● **What you will do**: Give every entry again, word for word and in full.

● **Dataset content**:
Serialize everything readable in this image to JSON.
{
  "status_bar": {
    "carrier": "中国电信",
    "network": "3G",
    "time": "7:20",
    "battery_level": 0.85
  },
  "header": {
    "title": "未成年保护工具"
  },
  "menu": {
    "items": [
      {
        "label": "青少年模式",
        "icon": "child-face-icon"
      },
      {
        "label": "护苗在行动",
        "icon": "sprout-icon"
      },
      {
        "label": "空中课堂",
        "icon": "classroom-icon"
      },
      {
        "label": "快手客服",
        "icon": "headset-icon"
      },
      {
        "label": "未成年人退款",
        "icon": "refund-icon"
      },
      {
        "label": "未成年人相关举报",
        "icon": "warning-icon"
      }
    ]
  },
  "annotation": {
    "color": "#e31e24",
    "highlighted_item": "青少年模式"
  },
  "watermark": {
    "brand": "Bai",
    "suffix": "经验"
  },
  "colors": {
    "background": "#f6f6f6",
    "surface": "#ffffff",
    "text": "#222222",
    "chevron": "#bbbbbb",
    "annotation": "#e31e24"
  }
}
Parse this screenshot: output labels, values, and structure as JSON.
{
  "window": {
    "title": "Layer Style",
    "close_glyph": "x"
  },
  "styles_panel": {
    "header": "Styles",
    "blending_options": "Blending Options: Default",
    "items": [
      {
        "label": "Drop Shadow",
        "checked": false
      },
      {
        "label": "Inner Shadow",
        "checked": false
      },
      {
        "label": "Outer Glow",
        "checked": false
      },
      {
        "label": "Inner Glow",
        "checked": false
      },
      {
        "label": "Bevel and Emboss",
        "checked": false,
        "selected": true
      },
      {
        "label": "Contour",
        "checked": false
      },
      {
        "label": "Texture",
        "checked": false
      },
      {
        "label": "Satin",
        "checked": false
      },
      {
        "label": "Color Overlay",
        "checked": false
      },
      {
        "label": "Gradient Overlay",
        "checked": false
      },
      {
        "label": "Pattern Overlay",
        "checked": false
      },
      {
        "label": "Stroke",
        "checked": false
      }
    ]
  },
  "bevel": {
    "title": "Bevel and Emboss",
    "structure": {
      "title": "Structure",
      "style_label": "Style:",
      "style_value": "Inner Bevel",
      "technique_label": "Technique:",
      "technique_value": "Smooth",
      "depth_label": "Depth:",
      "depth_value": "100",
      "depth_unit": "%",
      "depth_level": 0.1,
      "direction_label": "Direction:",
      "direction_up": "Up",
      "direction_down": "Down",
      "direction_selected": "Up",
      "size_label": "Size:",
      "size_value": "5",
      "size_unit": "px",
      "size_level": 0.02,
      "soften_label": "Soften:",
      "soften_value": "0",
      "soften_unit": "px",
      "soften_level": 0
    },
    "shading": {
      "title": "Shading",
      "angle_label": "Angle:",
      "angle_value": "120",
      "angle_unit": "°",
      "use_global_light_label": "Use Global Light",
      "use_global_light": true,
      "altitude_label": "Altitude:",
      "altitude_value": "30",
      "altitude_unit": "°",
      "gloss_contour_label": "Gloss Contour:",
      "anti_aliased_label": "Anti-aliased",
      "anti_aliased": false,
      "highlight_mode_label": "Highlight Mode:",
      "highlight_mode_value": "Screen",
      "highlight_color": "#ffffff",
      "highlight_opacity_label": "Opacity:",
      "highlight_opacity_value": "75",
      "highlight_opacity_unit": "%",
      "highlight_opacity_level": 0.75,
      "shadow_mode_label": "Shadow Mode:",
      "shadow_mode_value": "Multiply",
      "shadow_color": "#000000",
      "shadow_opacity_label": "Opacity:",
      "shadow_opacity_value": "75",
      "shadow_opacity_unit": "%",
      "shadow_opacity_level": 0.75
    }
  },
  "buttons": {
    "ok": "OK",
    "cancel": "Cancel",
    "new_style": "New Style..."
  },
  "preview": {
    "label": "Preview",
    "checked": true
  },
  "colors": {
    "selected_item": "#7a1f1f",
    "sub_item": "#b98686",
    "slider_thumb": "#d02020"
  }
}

● **Output below**:
Serialize everything readable in this image to JSON.
{
  "status_bar": {
    "carrier": "中国电信",
    "network": "3G",
    "time": "7:20",
    "battery_level": 0.85
  },
  "header": {
    "title": "未成年保护工具"
  },
  "menu": {
    "items": [
      {
        "label": "青少年模式",
        "icon": "child-face-icon"
      },
      {
        "label": "护苗在行动",
        "icon": "sprout-icon"
      },
      {
        "label": "空中课堂",
        "icon": "classroom-icon"
      },
      {
        "label": "快手客服",
        "icon": "headset-icon"
      },
      {
        "label": "未成年人退款",
        "icon": "refund-icon"
      },
      {
        "label": "未成年人相关举报",
        "icon": "warning-icon"
      }
    ]
  },
  "annotation": {
    "color": "#e31e24",
    "highlighted_item": "青少年模式"
  },
  "watermark": {
    "brand": "Bai",
    "suffix": "经验"
  },
  "colors": {
    "background": "#f6f6f6",
    "surface": "#ffffff",
    "text": "#222222",
    "chevron": "#bbbbbb",
    "annotation": "#e31e24"
  }
}
Parse this screenshot: output labels, values, and structure as JSON.
{
  "window": {
    "title": "Layer Style",
    "close_glyph": "x"
  },
  "styles_panel": {
    "header": "Styles",
    "blending_options": "Blending Options: Default",
    "items": [
      {
        "label": "Drop Shadow",
        "checked": false
      },
      {
        "label": "Inner Shadow",
        "checked": false
      },
      {
        "label": "Outer Glow",
        "checked": false
      },
      {
        "label": "Inner Glow",
        "checked": false
      },
      {
        "label": "Bevel and Emboss",
        "checked": false,
        "selected": true
      },
      {
        "label": "Contour",
        "checked": false
      },
      {
        "label": "Texture",
        "checked": false
      },
      {
        "label": "Satin",
        "checked": false
      },
      {
        "label": "Color Overlay",
        "checked": false
      },
      {
        "label": "Gradient Overlay",
        "checked": false
      },
      {
        "label": "Pattern Overlay",
        "checked": false
      },
      {
        "label": "Stroke",
        "checked": false
      }
    ]
  },
  "bevel": {
    "title": "Bevel and Emboss",
    "structure": {
      "title": "Structure",
      "style_label": "Style:",
      "style_value": "Inner Bevel",
      "technique_label": "Technique:",
      "technique_value": "Smooth",
      "depth_label": "Depth:",
      "depth_value": "100",
      "depth_unit": "%",
      "depth_level": 0.1,
      "direction_label": "Direction:",
      "direction_up": "Up",
      "direction_down": "Down",
      "direction_selected": "Up",
      "size_label": "Size:",
      "size_value": "5",
      "size_unit": "px",
      "size_level": 0.02,
      "soften_label": "Soften:",
      "soften_value": "0",
      "soften_unit": "px",
      "soften_level": 0
    },
    "shading": {
      "title": "Shading",
      "angle_label": "Angle:",
      "angle_value": "120",
      "angle_unit": "°",
      "use_global_light_label": "Use Global Light",
      "use_global_light": true,
      "altitude_label": "Altitude:",
      "altitude_value": "30",
      "altitude_unit": "°",
      "gloss_contour_label": "Gloss Contour:",
      "anti_aliased_label": "Anti-aliased",
      "anti_aliased": false,
      "highlight_mode_label": "Highlight Mode:",
      "highlight_mode_value": "Screen",
      "highlight_color": "#ffffff",
      "highlight_opacity_label": "Opacity:",
      "highlight_opacity_value": "75",
      "highlight_opacity_unit": "%",
      "highlight_opacity_level": 0.75,
      "shadow_mode_label": "Shadow Mode:",
      "shadow_mode_value": "Multiply",
      "shadow_color": "#000000",
      "shadow_opacity_label": "Opacity:",
      "shadow_opacity_value": "75",
      "shadow_opacity_unit": "%",
      "shadow_opacity_level": 0.75
    }
  },
  "buttons": {
    "ok": "OK",
    "cancel": "Cancel",
    "new_style": "New Style..."
  },
  "preview": {
    "label": "Preview",
    "checked": true
  },
  "colors": {
    "selected_item": "#7a1f1f",
    "sub_item": "#b98686",
    "slider_thumb": "#d02020"
  }
}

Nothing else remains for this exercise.